** Start **

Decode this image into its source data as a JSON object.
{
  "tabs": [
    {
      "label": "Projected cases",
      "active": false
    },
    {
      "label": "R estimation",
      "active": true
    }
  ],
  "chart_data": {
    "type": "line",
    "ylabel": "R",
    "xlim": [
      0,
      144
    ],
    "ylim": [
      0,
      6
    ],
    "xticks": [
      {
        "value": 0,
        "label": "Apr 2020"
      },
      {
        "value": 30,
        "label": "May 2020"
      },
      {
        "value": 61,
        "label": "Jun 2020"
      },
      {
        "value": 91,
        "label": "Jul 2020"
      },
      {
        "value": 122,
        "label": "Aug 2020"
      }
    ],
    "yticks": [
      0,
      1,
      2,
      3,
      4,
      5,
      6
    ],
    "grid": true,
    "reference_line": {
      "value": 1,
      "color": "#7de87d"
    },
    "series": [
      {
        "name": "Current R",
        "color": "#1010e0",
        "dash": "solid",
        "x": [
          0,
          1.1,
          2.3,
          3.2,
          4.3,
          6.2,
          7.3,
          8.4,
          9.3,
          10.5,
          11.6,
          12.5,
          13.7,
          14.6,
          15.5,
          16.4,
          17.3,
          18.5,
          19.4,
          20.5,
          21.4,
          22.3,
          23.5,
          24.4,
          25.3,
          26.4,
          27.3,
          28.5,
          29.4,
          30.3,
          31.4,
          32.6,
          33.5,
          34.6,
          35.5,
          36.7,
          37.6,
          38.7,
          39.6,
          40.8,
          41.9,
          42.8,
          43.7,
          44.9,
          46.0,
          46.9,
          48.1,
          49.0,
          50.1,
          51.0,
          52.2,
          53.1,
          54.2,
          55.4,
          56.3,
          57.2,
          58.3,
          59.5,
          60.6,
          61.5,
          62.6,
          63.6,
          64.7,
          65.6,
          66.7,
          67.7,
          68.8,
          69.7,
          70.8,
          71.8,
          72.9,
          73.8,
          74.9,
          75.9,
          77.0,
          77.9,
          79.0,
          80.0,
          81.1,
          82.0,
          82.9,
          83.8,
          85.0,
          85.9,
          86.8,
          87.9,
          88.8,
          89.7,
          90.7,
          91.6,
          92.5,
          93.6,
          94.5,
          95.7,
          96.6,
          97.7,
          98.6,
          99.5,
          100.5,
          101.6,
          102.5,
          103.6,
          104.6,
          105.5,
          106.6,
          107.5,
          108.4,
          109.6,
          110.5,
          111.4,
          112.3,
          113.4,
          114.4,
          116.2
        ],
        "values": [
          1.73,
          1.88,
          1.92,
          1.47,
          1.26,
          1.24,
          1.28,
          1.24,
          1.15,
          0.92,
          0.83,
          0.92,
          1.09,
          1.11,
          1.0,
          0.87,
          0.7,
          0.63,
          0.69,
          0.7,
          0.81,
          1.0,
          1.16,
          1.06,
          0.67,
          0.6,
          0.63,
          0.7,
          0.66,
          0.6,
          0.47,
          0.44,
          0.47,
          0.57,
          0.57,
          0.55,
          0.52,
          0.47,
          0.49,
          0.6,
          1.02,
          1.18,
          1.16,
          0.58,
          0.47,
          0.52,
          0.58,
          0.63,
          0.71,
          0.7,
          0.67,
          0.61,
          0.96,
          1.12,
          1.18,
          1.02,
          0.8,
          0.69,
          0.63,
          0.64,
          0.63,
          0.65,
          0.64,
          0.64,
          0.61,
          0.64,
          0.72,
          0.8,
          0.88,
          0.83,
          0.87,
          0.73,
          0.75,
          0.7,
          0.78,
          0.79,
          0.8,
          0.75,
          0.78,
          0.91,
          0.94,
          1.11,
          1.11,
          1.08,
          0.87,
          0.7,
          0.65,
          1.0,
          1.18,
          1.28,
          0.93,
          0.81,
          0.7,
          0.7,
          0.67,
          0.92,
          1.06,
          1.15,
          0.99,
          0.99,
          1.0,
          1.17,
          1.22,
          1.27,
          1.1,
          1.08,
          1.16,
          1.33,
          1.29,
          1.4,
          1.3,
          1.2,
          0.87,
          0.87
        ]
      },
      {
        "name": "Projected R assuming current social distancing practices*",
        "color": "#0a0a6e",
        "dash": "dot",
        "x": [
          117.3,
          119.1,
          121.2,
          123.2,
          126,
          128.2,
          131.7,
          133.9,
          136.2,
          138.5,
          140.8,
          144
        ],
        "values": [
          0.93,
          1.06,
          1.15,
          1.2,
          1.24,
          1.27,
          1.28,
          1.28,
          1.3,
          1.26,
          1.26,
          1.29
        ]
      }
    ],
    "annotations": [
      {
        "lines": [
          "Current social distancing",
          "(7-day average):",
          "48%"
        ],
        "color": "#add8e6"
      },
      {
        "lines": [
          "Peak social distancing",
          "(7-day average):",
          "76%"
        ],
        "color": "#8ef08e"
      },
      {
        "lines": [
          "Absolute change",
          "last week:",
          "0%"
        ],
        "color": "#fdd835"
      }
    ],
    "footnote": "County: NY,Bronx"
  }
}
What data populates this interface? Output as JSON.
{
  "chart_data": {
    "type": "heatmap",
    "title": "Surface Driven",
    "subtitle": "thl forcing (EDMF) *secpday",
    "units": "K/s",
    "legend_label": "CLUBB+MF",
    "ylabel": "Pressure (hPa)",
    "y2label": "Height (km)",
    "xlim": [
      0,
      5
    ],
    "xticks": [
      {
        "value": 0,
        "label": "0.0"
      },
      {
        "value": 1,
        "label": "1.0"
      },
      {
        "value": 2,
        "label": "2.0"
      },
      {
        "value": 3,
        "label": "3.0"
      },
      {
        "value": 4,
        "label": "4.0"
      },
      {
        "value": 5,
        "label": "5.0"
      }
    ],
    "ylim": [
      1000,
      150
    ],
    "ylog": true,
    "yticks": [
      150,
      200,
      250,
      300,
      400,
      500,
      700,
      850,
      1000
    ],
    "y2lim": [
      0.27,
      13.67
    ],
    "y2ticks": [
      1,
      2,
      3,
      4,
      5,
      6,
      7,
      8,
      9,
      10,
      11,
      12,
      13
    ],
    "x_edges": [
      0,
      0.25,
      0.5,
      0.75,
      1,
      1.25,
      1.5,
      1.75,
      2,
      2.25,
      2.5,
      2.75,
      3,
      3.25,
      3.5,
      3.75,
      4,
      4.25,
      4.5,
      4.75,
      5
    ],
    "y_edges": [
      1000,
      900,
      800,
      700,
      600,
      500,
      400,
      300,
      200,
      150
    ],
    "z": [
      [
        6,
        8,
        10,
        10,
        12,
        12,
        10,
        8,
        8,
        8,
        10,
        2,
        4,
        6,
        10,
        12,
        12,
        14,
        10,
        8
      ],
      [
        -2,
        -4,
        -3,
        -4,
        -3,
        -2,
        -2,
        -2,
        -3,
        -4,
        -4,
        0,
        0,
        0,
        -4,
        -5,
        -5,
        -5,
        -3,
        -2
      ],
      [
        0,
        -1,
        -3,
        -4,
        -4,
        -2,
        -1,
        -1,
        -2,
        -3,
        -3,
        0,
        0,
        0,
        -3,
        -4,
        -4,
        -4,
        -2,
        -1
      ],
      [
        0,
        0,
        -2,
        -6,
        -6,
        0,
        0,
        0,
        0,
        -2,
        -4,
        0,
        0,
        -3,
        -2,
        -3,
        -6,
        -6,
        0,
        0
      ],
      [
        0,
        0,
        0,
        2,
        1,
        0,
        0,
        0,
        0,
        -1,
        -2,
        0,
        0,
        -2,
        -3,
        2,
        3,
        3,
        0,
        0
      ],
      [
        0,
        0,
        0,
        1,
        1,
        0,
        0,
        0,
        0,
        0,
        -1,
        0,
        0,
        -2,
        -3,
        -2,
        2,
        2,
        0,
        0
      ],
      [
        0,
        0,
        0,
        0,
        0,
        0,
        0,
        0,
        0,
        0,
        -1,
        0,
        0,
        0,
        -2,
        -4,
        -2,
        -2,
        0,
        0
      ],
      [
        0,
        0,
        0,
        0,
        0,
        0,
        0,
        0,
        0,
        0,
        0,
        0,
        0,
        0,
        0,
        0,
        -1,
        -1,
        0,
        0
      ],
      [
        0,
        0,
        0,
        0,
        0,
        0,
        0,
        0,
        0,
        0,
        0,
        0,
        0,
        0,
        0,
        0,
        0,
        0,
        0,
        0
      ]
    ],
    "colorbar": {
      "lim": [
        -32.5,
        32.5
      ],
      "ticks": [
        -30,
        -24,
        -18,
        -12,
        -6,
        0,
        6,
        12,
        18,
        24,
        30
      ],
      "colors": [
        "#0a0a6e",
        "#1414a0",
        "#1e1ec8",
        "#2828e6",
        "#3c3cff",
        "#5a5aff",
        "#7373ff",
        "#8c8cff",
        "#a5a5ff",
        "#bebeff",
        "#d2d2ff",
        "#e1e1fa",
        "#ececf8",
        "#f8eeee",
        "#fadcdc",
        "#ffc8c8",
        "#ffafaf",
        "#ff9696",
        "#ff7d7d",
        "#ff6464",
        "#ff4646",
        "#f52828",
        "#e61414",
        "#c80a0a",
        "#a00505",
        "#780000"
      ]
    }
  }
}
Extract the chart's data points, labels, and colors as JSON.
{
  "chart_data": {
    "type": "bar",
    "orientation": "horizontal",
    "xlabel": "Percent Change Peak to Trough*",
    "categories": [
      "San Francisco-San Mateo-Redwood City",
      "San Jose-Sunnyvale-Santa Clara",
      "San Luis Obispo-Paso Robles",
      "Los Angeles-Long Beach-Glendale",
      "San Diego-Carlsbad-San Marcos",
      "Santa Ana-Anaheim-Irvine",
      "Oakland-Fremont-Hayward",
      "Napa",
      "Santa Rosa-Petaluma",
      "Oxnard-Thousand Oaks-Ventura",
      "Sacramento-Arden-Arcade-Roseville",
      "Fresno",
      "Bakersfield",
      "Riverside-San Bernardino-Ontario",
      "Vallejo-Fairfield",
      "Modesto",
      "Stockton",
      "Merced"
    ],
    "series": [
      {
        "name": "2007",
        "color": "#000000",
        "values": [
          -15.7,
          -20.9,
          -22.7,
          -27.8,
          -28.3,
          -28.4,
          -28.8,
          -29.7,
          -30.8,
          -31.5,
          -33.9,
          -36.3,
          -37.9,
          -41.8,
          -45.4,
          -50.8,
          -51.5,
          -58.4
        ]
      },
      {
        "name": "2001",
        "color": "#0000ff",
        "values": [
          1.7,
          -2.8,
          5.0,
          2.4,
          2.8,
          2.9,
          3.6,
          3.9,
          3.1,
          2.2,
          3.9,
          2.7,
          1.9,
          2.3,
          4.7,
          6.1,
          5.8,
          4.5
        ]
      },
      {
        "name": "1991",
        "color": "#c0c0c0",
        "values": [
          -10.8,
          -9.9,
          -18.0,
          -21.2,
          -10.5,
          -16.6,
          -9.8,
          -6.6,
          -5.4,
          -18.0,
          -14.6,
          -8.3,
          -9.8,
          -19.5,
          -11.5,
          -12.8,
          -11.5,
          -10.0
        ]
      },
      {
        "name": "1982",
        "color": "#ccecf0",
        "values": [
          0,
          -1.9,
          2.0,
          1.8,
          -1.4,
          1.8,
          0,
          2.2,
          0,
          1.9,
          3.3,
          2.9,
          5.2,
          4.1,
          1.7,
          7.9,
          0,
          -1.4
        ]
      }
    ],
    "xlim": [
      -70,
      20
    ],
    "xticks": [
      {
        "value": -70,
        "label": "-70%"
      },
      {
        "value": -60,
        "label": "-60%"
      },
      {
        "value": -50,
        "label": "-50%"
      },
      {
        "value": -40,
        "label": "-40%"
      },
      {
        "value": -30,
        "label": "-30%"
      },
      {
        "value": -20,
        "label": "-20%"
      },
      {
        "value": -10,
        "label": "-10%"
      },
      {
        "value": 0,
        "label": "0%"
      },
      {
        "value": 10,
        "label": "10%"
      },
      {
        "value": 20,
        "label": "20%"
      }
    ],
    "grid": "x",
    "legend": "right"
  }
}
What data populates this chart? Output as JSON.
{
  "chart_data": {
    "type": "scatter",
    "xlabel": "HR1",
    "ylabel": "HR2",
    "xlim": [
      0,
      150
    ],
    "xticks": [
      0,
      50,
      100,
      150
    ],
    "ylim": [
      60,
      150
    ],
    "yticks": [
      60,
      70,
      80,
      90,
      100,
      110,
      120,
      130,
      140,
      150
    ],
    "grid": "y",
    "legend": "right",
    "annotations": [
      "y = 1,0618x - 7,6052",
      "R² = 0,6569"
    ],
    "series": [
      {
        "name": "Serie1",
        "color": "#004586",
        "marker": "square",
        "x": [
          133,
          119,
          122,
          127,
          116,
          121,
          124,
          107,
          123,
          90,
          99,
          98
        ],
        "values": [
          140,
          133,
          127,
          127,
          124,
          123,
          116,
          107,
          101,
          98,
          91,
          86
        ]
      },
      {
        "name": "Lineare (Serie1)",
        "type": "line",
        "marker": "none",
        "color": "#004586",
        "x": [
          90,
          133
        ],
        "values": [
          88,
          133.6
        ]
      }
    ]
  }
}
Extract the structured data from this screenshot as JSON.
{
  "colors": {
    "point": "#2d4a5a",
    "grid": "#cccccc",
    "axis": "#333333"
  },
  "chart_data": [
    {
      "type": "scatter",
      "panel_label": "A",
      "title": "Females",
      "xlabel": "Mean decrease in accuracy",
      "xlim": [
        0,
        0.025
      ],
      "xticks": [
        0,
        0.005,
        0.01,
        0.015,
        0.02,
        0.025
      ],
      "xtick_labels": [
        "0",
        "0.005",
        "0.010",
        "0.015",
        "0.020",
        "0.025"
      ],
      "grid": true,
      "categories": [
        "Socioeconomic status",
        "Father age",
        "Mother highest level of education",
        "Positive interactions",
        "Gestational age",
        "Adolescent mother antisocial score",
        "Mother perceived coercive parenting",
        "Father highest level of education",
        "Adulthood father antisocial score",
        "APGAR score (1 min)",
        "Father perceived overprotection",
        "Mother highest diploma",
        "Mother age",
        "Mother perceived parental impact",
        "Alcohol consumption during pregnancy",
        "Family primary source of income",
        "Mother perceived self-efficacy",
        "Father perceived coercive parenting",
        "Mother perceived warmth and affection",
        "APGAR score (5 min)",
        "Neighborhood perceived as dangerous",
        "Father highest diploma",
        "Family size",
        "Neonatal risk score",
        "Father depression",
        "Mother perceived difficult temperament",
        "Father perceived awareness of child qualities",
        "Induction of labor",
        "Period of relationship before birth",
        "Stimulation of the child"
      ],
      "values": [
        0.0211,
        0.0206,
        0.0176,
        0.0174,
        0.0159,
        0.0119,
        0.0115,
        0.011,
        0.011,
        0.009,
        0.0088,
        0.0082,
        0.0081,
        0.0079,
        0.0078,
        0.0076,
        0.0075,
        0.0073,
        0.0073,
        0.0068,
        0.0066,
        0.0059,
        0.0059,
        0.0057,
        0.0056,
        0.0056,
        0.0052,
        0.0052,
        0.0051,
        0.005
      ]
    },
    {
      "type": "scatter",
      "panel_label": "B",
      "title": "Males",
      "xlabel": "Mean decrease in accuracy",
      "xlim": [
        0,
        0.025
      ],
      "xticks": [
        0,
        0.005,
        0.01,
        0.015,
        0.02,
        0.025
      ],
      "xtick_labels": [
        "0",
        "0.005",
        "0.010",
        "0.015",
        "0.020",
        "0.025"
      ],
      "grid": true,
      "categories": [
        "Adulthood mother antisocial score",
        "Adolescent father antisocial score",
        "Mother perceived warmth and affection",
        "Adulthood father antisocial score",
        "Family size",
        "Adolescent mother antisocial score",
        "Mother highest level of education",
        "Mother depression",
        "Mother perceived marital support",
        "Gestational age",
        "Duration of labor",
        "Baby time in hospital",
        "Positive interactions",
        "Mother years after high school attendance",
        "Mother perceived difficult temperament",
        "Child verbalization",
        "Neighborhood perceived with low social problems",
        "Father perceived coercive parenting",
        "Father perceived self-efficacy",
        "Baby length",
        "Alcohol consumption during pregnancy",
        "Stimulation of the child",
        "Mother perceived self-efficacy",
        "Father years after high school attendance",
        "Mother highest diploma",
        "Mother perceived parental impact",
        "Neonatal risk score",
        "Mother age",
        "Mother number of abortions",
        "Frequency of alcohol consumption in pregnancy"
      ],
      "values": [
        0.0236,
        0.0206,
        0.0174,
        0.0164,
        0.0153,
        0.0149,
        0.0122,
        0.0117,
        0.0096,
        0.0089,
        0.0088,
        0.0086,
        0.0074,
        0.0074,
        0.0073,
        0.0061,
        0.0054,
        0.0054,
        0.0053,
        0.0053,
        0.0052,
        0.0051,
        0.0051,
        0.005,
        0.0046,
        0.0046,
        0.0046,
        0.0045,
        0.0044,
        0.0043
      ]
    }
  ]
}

** End **

# [GIVEN REQUEST]
Among the lines of the data, identify those with the word "What". Copy each of them.

# [OUTPUT FOR THIS TASK]
What data populates this interface? Output as JSON.
What data populates this chart? Output as JSON.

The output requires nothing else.